To do |
Write the records out again exactly, leaving no images in.
[START Data shown]
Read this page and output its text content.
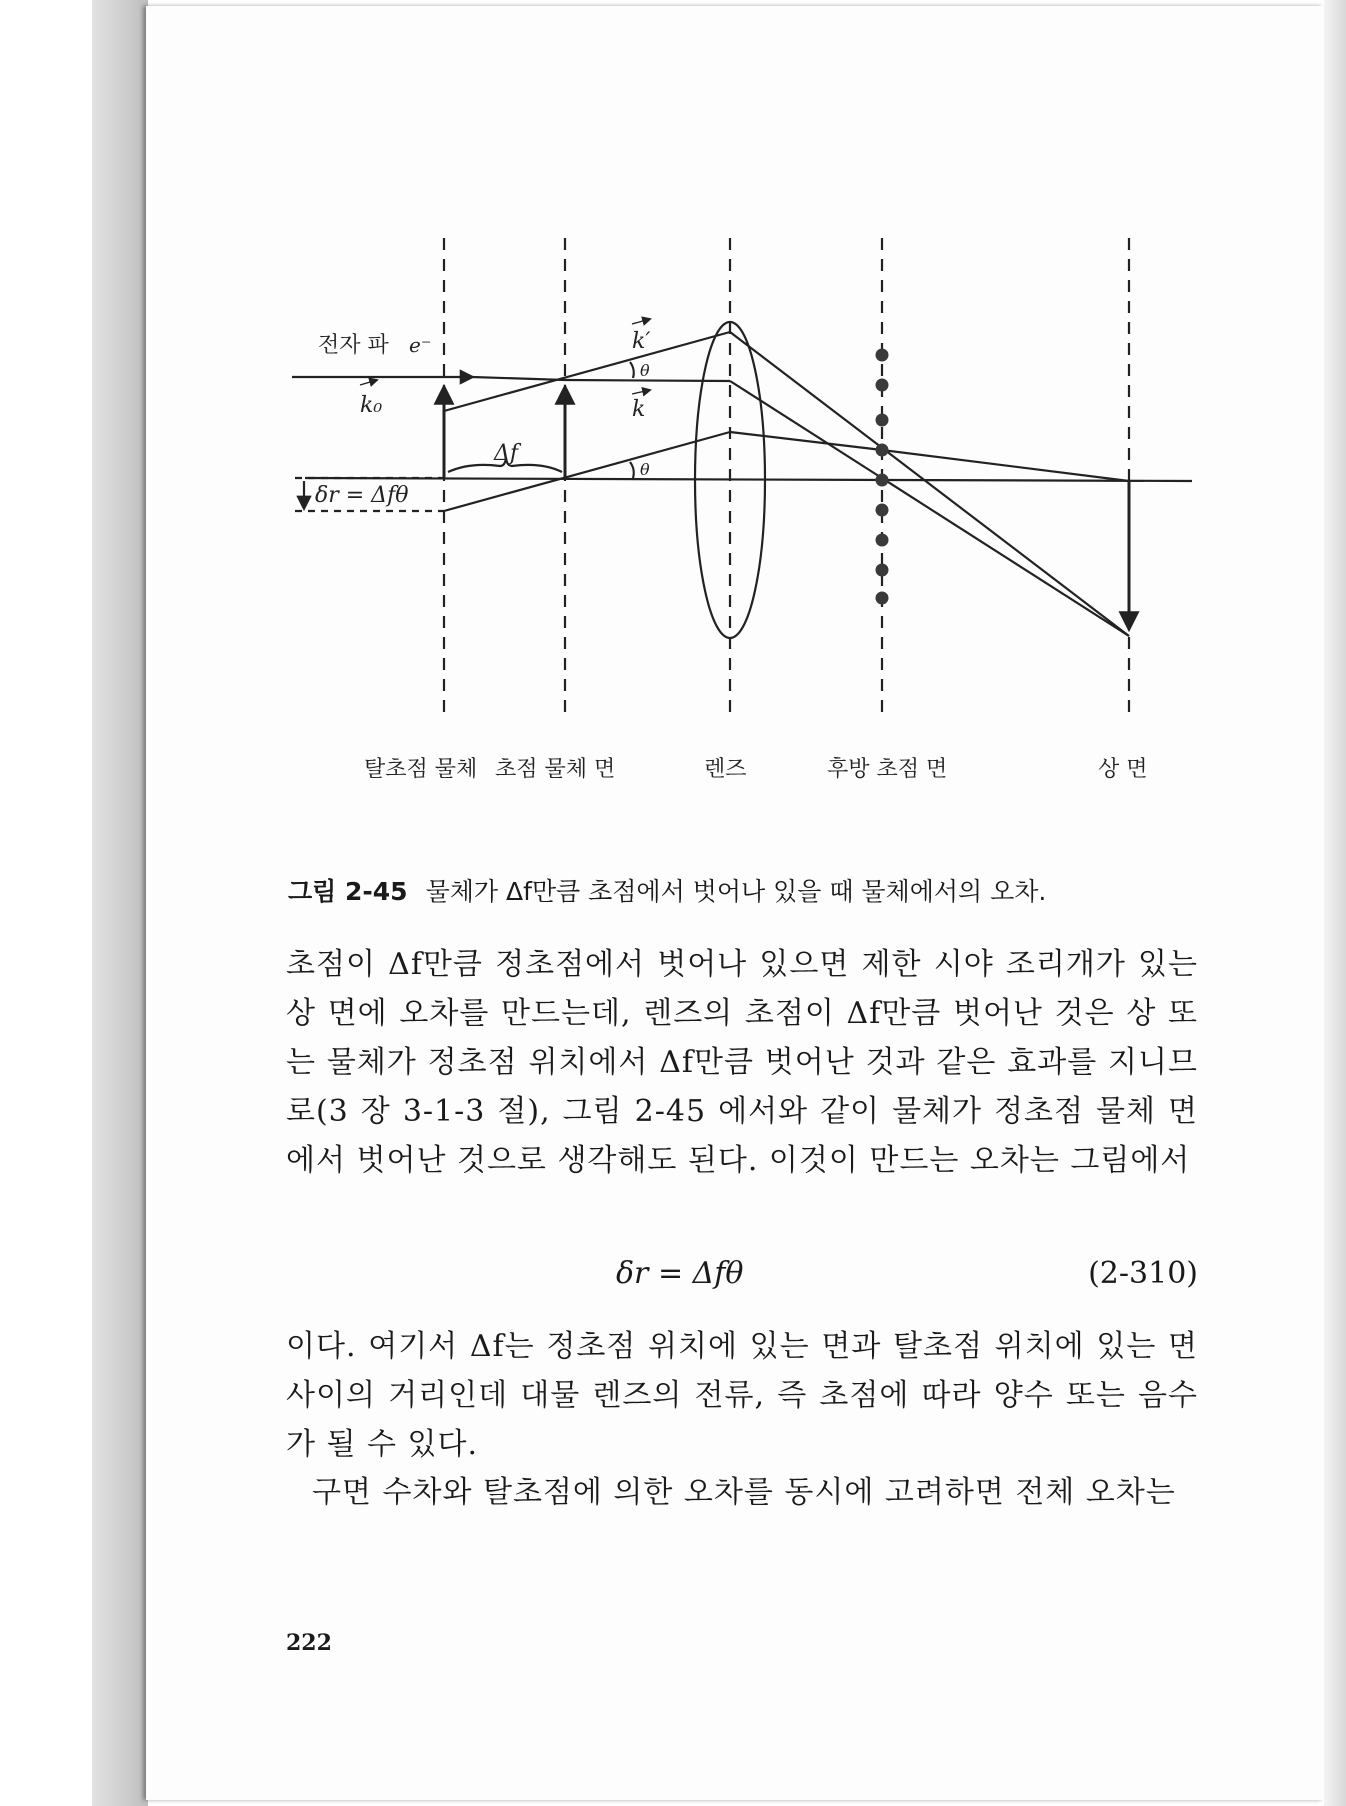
전자 파 e⁻
k₀
k′
k
θ
θ
Δf
δr = Δfθ
탈초점 물체 초점 물체 면	렌즈	후방 초점 면	상 면
그림 2-45 물체가 Δf만큼 초점에서 벗어나 있을 때 물체에서의 오차.

초점이 Δf만큼 정초점에서 벗어나 있으면 제한 시야 조리개가 있는 상 면에 오차를 만드는데, 렌즈의 초점이 Δf만큼 벗어난 것은 상 또는 물체가 정초점 위치에서 Δf만큼 벗어난 것과 같은 효과를 지니므로(3 장 3-1-3 절), 그림 2-45 에서와 같이 물체가 정초점 물체 면에서 벗어난 것으로 생각해도 된다. 이것이 만드는 오차는 그림에서

δr = Δfθ	(2-310)

이다. 여기서 Δf는 정초점 위치에 있는 면과 탈초점 위치에 있는 면 사이의 거리인데 대물 렌즈의 전류, 즉 초점에 따라 양수 또는 음수가 될 수 있다.

구면 수차와 탈초점에 의한 오차를 동시에 고려하면 전체 오차는

222
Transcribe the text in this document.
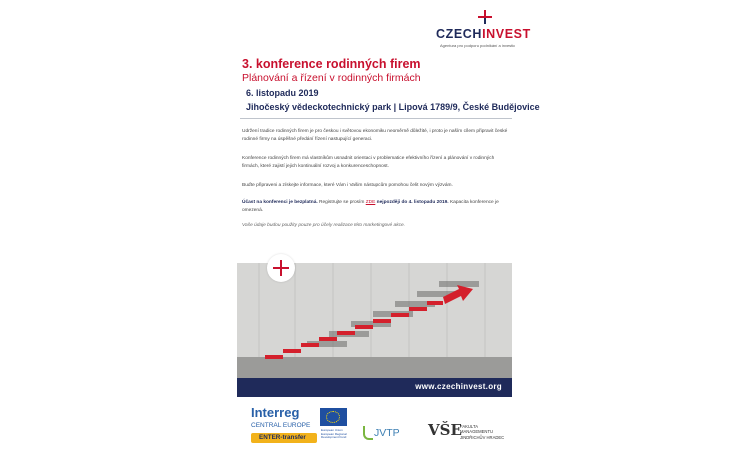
CZECHINVEST
Agentura pro podporu podnikání a investic
3. konference rodinných firem
Plánování a řízení v rodinných firmách
6. listopadu 2019
Jihočeský vědeckotechnický park | Lipová 1789/9, České Budějovice

Udržení tradice rodinných firem je pro českou i světovou ekonomiku neoměrně důležité, i proto je naším cílem připravit české rodinné firmy na úspěšné předání řízení nastupující generaci.

Konference rodinných firem má vlastníkům usnadnit orientaci v problematice efektivního řízení a plánování v rodinných firmách, které zajistí jejich kontinuální rozvoj a konkurenceschopnost.

Buďte připraveni a získejte informace, které Vám i Vašim nástupcům pomohou čelit novým výzvám.

Účast na konferenci je bezplatná. Registrujte se prosím ZDE nejpozději do 4. listopadu 2019. Kapacita konference je omezená.

Vaše údaje budou použity pouze pro účely realizace této marketingové akce.

www.czechinvest.org
Interreg
CENTRAL EUROPE
ENTER-transfer
European Union European Regional Development Fund	JVTP VŠE
FAKULTA
MANAGEMENTU
JINDŘICHŮV HRADEC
[END Data shown]
The answer |
Read this page and output its text content.
전자 파 e⁻
k₀
k′
k
θ
θ
Δf
δr = Δfθ
탈초점 물체 초점 물체 면	렌즈	후방 초점 면	상 면
그림 2-45 물체가 Δf만큼 초점에서 벗어나 있을 때 물체에서의 오차.

초점이 Δf만큼 정초점에서 벗어나 있으면 제한 시야 조리개가 있는 상 면에 오차를 만드는데, 렌즈의 초점이 Δf만큼 벗어난 것은 상 또는 물체가 정초점 위치에서 Δf만큼 벗어난 것과 같은 효과를 지니므로(3 장 3-1-3 절), 그림 2-45 에서와 같이 물체가 정초점 물체 면에서 벗어난 것으로 생각해도 된다. 이것이 만드는 오차는 그림에서

δr = Δfθ	(2-310)

이다. 여기서 Δf는 정초점 위치에 있는 면과 탈초점 위치에 있는 면 사이의 거리인데 대물 렌즈의 전류, 즉 초점에 따라 양수 또는 음수가 될 수 있다.

구면 수차와 탈초점에 의한 오차를 동시에 고려하면 전체 오차는

222
Transcribe the text in this document.
CZECHINVEST
Agentura pro podporu podnikání a investic
3. konference rodinných firem
Plánování a řízení v rodinných firmách
6. listopadu 2019
Jihočeský vědeckotechnický park | Lipová 1789/9, České Budějovice

Udržení tradice rodinných firem je pro českou i světovou ekonomiku neoměrně důležité, i proto je naším cílem připravit české rodinné firmy na úspěšné předání řízení nastupující generaci.

Konference rodinných firem má vlastníkům usnadnit orientaci v problematice efektivního řízení a plánování v rodinných firmách, které zajistí jejich kontinuální rozvoj a konkurenceschopnost.

Buďte připraveni a získejte informace, které Vám i Vašim nástupcům pomohou čelit novým výzvám.

Účast na konferenci je bezplatná. Registrujte se prosím ZDE nejpozději do 4. listopadu 2019. Kapacita konference je omezená.

Vaše údaje budou použity pouze pro účely realizace této marketingové akce.

www.czechinvest.org
Interreg
CENTRAL EUROPE
ENTER-transfer
European Union European Regional Development Fund	JVTP VŠE
FAKULTA
MANAGEMENTU
JINDŘICHŮV HRADEC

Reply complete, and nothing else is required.